Find the line that holds "Transcribe the text in this document.", then repeat it and each line below it word for word through the end of the listing, leaving out pictures.

*****

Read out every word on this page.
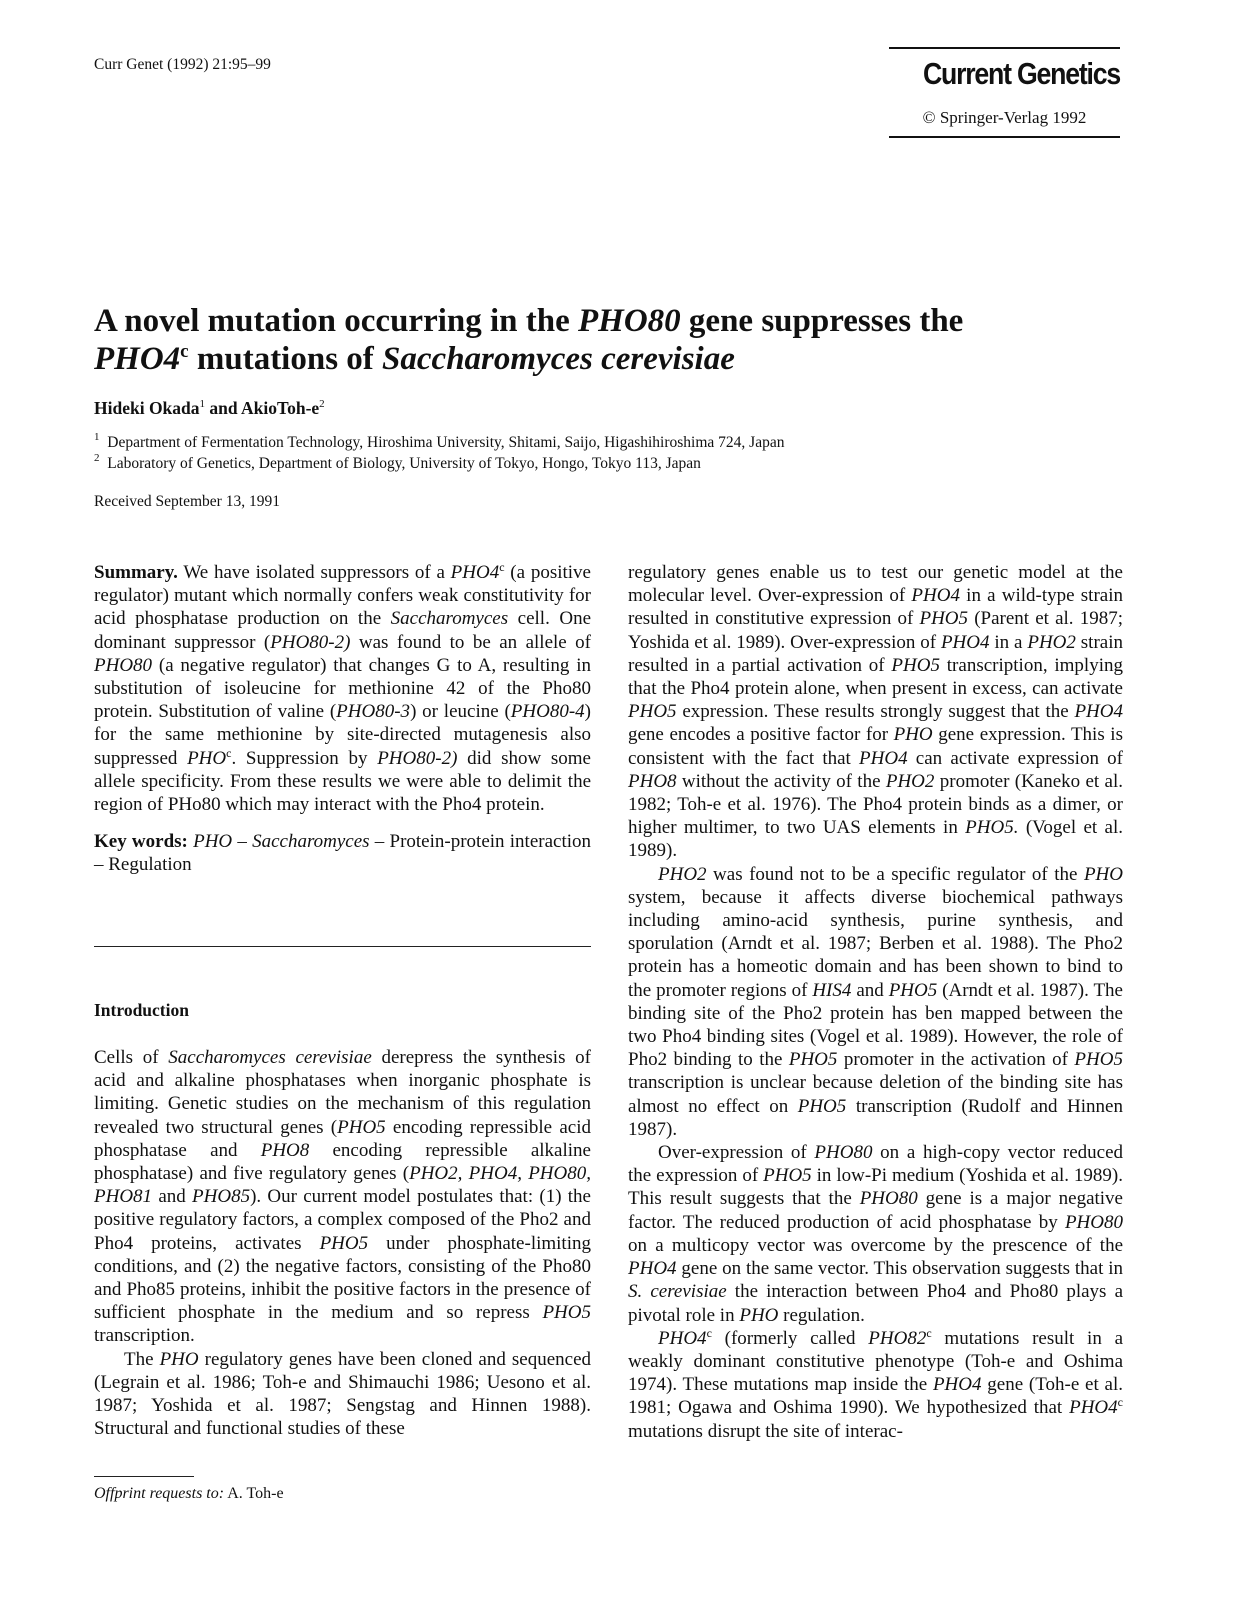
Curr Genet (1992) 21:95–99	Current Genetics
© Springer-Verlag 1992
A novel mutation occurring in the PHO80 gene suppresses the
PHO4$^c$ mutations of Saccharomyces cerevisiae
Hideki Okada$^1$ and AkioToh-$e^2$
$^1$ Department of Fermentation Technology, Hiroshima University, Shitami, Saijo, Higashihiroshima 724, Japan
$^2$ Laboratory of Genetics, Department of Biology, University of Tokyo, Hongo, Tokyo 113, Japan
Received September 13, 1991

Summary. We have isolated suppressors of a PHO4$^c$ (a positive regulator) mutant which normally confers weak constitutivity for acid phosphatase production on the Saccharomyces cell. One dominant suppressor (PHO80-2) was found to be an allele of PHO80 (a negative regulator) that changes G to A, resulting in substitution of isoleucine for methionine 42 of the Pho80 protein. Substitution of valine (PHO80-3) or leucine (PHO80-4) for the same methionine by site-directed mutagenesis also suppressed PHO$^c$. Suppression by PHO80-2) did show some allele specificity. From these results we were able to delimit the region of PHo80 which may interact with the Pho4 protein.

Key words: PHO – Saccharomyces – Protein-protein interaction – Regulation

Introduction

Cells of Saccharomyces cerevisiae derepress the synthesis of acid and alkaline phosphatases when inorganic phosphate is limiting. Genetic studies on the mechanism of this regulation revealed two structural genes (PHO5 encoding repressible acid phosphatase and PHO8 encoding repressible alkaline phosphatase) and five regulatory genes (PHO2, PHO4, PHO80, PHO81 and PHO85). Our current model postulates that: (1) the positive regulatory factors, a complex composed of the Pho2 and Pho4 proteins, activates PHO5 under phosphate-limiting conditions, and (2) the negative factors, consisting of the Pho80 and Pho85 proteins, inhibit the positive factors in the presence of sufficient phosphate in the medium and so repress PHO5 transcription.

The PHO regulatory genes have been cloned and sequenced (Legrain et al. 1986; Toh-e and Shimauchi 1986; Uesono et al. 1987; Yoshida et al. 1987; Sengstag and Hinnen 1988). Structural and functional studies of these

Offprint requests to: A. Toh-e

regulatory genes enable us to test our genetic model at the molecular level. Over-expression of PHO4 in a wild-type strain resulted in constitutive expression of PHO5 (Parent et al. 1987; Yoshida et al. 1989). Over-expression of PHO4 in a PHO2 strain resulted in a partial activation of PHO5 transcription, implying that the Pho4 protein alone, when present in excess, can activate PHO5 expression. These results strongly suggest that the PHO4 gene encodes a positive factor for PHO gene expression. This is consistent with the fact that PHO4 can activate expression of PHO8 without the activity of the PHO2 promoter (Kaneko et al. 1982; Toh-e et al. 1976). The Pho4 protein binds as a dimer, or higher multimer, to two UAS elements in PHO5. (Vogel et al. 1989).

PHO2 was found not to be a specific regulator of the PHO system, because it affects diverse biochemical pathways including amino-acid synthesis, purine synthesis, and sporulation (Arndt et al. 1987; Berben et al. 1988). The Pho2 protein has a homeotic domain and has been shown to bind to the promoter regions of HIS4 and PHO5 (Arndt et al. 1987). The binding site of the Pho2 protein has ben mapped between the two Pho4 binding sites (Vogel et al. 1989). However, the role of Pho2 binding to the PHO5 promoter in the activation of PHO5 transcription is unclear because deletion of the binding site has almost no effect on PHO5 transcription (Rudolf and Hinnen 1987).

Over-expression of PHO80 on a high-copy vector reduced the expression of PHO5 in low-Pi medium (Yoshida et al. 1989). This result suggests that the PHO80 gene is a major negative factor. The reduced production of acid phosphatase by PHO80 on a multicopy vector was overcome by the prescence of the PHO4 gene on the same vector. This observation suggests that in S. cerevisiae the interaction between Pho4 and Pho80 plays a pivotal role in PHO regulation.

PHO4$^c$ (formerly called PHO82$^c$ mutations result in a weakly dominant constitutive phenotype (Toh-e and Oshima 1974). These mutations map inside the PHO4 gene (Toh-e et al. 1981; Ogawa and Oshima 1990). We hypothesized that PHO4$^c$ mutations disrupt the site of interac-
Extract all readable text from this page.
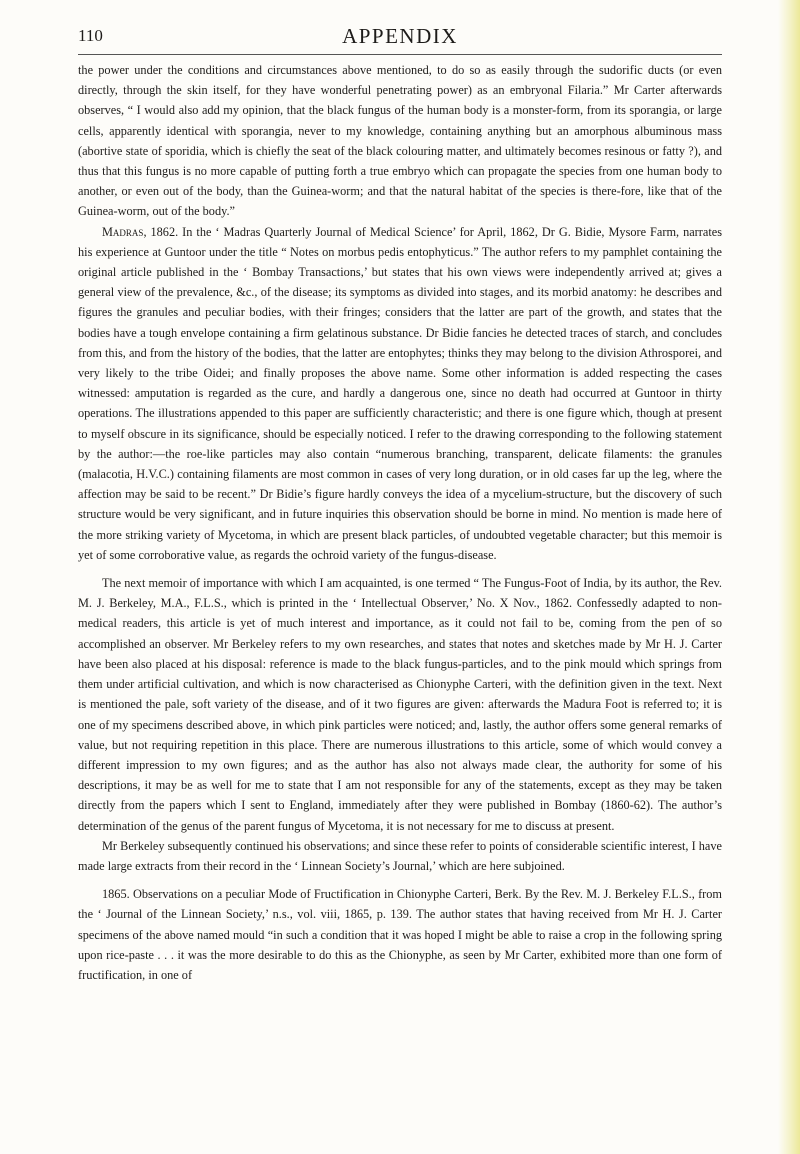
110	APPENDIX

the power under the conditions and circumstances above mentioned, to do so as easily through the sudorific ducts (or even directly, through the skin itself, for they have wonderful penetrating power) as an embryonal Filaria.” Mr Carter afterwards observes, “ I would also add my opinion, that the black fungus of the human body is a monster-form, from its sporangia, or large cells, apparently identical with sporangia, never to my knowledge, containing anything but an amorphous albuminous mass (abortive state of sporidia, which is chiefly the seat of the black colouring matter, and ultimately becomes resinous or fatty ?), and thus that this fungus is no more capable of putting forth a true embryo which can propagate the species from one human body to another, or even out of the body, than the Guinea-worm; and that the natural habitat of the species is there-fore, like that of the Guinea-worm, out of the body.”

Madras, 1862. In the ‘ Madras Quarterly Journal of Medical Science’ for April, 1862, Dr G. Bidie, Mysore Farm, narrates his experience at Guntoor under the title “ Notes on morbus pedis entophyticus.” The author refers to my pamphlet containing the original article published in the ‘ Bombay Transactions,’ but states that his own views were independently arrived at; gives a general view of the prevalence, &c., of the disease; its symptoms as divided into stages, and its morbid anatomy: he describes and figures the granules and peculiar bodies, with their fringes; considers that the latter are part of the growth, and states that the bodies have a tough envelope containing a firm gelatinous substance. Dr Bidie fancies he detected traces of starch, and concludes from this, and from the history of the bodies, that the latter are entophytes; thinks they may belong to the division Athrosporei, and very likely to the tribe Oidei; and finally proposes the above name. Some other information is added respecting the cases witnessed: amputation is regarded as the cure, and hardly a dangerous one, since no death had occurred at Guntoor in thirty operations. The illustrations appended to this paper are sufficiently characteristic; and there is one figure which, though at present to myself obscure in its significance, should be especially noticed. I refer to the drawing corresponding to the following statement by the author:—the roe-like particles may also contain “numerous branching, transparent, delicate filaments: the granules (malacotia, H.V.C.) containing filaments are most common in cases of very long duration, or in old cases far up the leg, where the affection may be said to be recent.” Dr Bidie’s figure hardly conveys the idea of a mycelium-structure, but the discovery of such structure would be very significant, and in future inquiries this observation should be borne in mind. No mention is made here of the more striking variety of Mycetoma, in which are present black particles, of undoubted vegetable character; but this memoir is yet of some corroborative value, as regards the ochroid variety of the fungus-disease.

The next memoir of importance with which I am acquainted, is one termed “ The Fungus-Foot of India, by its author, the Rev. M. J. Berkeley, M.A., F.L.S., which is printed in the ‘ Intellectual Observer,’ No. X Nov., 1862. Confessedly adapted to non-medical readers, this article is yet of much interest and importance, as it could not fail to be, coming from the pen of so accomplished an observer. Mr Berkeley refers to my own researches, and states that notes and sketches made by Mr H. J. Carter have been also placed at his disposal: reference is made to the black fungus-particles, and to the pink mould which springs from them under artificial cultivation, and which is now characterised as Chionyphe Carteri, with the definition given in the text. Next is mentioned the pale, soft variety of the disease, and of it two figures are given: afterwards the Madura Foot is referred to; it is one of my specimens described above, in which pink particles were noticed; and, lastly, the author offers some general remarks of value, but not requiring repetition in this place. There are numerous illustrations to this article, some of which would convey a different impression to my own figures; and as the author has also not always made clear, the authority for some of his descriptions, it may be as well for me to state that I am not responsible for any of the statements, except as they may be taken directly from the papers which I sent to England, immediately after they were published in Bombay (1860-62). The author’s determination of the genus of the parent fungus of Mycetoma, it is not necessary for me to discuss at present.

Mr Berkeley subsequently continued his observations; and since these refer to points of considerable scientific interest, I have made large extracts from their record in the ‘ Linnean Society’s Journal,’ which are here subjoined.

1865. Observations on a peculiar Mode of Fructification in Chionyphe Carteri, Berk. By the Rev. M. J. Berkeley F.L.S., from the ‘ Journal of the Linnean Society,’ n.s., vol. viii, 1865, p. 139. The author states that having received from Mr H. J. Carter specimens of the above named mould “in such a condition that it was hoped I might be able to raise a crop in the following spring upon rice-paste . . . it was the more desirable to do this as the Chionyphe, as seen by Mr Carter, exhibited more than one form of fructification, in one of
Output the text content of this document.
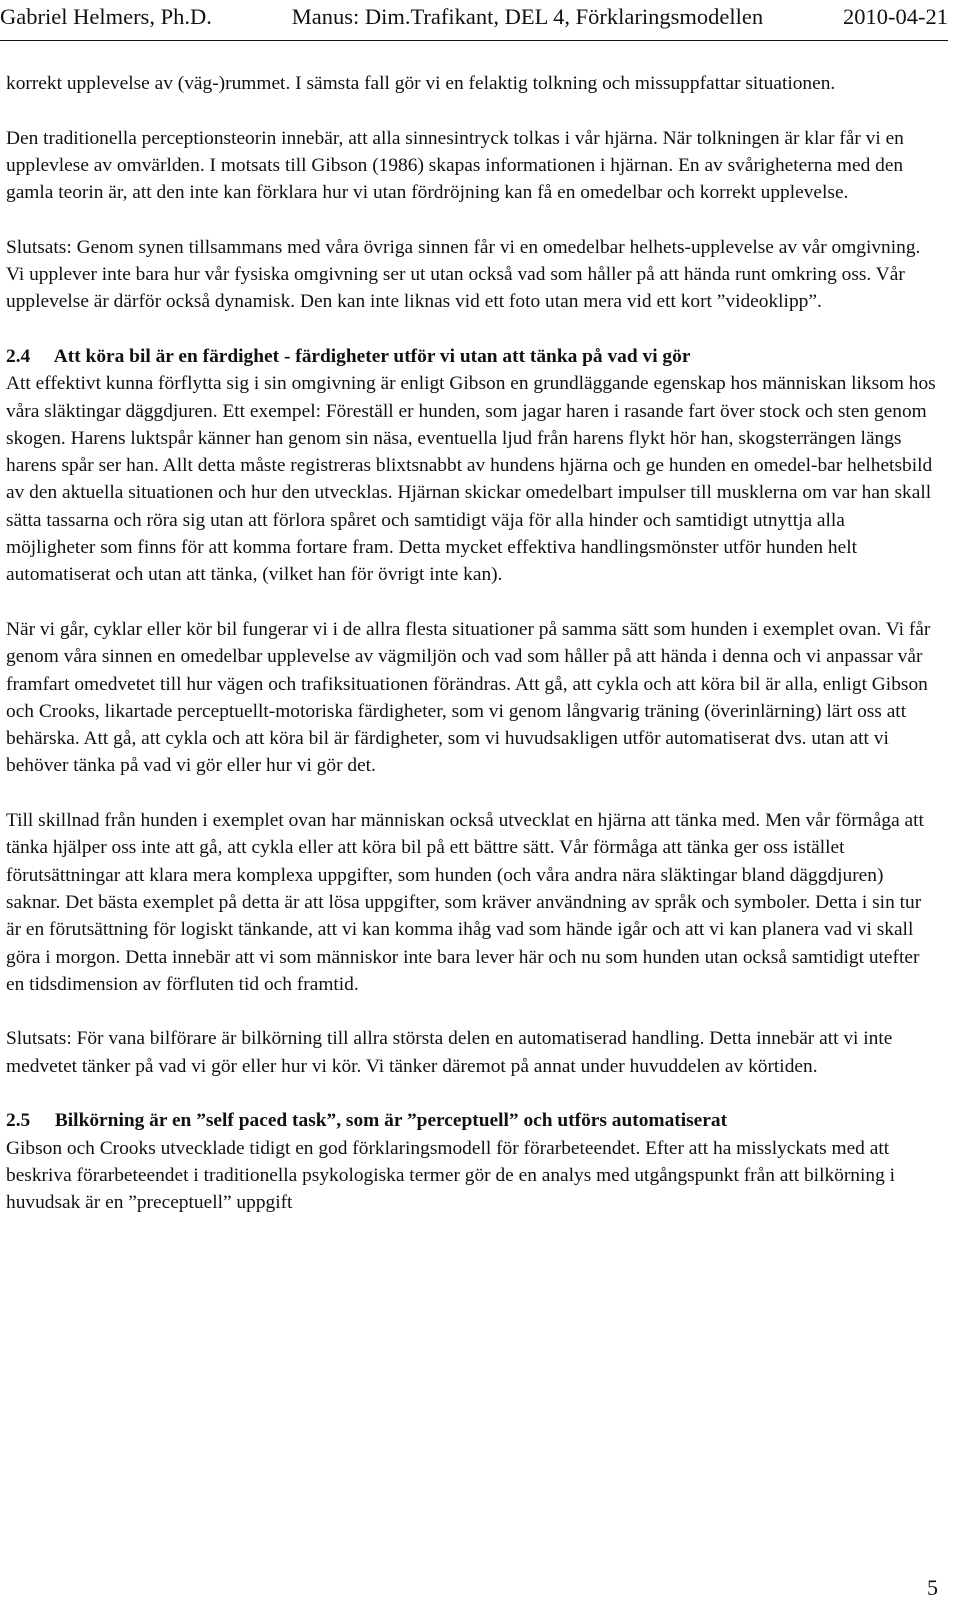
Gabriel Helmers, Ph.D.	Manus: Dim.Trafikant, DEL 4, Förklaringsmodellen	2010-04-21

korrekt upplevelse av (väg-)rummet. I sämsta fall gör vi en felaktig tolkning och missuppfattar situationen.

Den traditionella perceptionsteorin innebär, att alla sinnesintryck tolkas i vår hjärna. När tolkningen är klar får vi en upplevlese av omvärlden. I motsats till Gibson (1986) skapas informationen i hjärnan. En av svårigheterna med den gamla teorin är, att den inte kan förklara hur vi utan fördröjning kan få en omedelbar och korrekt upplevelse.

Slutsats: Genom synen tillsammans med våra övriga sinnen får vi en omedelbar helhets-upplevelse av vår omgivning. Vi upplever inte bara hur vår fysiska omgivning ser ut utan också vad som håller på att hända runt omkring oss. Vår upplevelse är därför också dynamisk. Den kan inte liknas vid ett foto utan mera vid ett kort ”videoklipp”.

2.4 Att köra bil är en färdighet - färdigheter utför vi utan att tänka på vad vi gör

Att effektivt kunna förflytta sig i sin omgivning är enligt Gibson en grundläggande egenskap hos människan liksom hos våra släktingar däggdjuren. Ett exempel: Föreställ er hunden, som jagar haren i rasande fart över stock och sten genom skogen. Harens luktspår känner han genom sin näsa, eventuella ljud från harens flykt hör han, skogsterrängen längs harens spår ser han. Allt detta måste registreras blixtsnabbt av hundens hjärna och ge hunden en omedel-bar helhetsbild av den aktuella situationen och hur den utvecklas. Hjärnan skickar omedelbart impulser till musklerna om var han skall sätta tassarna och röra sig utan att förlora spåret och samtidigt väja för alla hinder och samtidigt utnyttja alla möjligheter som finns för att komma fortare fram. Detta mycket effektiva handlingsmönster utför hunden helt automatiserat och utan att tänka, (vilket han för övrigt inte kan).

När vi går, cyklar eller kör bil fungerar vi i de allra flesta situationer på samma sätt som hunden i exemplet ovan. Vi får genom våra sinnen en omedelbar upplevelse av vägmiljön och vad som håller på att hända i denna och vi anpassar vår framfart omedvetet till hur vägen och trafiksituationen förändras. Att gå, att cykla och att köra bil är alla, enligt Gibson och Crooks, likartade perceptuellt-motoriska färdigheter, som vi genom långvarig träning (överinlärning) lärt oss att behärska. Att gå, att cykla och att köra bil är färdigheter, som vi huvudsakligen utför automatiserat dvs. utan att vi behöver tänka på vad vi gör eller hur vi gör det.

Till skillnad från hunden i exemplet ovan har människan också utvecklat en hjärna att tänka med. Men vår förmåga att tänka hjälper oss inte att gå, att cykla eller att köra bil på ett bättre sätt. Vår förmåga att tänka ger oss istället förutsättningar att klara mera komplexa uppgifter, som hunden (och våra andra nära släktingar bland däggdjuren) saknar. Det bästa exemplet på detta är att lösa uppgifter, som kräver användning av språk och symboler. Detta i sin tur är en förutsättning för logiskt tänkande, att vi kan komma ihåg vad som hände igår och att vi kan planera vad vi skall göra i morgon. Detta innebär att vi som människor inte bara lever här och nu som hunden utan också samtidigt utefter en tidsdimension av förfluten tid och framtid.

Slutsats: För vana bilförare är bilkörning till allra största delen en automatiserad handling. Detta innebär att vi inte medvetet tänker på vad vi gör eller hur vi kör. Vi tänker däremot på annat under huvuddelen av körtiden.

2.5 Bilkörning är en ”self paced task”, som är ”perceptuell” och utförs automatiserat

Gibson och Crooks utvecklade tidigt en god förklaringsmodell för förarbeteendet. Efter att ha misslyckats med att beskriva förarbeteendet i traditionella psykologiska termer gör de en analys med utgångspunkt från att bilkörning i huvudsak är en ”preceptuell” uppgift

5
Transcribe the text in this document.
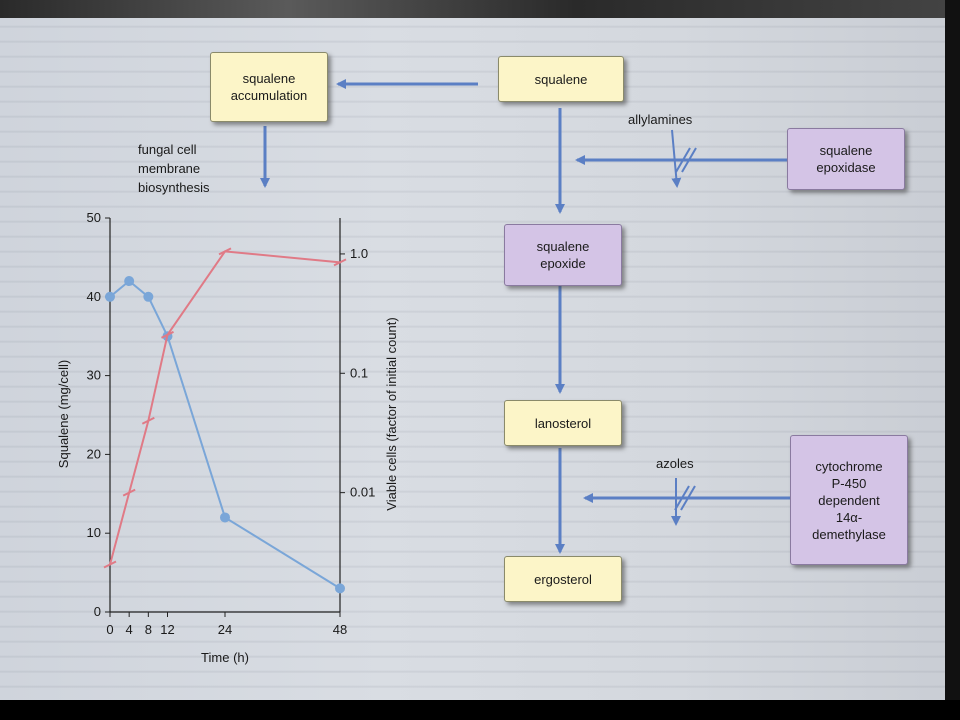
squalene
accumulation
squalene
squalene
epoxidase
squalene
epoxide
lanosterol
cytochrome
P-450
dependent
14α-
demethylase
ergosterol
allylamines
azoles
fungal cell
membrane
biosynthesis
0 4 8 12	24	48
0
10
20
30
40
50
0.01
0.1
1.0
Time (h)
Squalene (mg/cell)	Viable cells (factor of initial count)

*****

ANSWER AREA |
Transcribe the text in this document.
squalene
accumulation
squalene
squalene
epoxidase
squalene
epoxide
lanosterol
cytochrome
P-450
dependent
14α-
demethylase
ergosterol
allylamines
azoles
fungal cell
membrane
biosynthesis
0 4 8 12	24	48
0
10
20
30
40
50
0.01
0.1
1.0
Time (h)
Squalene (mg/cell)	Viable cells (factor of initial count)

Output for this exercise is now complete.